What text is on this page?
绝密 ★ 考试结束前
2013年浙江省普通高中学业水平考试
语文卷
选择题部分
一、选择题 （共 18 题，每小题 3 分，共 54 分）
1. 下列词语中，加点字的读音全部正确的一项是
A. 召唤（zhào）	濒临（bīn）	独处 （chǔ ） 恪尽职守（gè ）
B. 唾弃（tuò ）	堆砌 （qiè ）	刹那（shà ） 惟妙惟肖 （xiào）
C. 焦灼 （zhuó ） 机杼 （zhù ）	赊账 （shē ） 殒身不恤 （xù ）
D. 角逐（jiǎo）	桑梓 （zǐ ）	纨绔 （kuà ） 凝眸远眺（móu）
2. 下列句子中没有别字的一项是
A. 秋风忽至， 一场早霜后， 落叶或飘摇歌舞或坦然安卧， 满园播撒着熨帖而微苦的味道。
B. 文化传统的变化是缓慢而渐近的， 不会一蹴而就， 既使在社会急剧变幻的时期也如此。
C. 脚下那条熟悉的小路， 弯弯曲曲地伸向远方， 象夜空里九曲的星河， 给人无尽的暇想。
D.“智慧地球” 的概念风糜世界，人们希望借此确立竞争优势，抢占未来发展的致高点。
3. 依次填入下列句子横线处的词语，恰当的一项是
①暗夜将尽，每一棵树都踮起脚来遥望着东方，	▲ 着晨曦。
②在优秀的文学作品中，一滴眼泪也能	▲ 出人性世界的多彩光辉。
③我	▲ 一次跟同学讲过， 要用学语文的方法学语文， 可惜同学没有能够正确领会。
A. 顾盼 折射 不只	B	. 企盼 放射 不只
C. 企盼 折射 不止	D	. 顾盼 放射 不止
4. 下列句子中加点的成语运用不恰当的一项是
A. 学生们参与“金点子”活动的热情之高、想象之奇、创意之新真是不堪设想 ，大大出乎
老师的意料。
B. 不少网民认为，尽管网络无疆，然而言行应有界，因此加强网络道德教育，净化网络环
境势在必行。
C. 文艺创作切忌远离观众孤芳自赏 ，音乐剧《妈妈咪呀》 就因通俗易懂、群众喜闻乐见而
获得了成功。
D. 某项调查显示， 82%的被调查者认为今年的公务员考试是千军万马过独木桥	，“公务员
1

::::

◆ **SET TASK**:
Give the entries once more, exactly as they appear.

◆ **FULL ANSWER**:
What text is on this page?
绝密 ★ 考试结束前
2013年浙江省普通高中学业水平考试
语文卷
选择题部分
一、选择题 （共 18 题，每小题 3 分，共 54 分）
1. 下列词语中，加点字的读音全部正确的一项是
A. 召唤（zhào）	濒临（bīn）	独处 （chǔ ） 恪尽职守（gè ）
B. 唾弃（tuò ）	堆砌 （qiè ）	刹那（shà ） 惟妙惟肖 （xiào）
C. 焦灼 （zhuó ） 机杼 （zhù ）	赊账 （shē ） 殒身不恤 （xù ）
D. 角逐（jiǎo）	桑梓 （zǐ ）	纨绔 （kuà ） 凝眸远眺（móu）
2. 下列句子中没有别字的一项是
A. 秋风忽至， 一场早霜后， 落叶或飘摇歌舞或坦然安卧， 满园播撒着熨帖而微苦的味道。
B. 文化传统的变化是缓慢而渐近的， 不会一蹴而就， 既使在社会急剧变幻的时期也如此。
C. 脚下那条熟悉的小路， 弯弯曲曲地伸向远方， 象夜空里九曲的星河， 给人无尽的暇想。
D.“智慧地球” 的概念风糜世界，人们希望借此确立竞争优势，抢占未来发展的致高点。
3. 依次填入下列句子横线处的词语，恰当的一项是
①暗夜将尽，每一棵树都踮起脚来遥望着东方，	▲ 着晨曦。
②在优秀的文学作品中，一滴眼泪也能	▲ 出人性世界的多彩光辉。
③我	▲ 一次跟同学讲过， 要用学语文的方法学语文， 可惜同学没有能够正确领会。
A. 顾盼 折射 不只	B	. 企盼 放射 不只
C. 企盼 折射 不止	D	. 顾盼 放射 不止
4. 下列句子中加点的成语运用不恰当的一项是
A. 学生们参与“金点子”活动的热情之高、想象之奇、创意之新真是不堪设想 ，大大出乎
老师的意料。
B. 不少网民认为，尽管网络无疆，然而言行应有界，因此加强网络道德教育，净化网络环
境势在必行。
C. 文艺创作切忌远离观众孤芳自赏 ，音乐剧《妈妈咪呀》 就因通俗易懂、群众喜闻乐见而
获得了成功。
D. 某项调查显示， 82%的被调查者认为今年的公务员考试是千军万马过独木桥	，“公务员
1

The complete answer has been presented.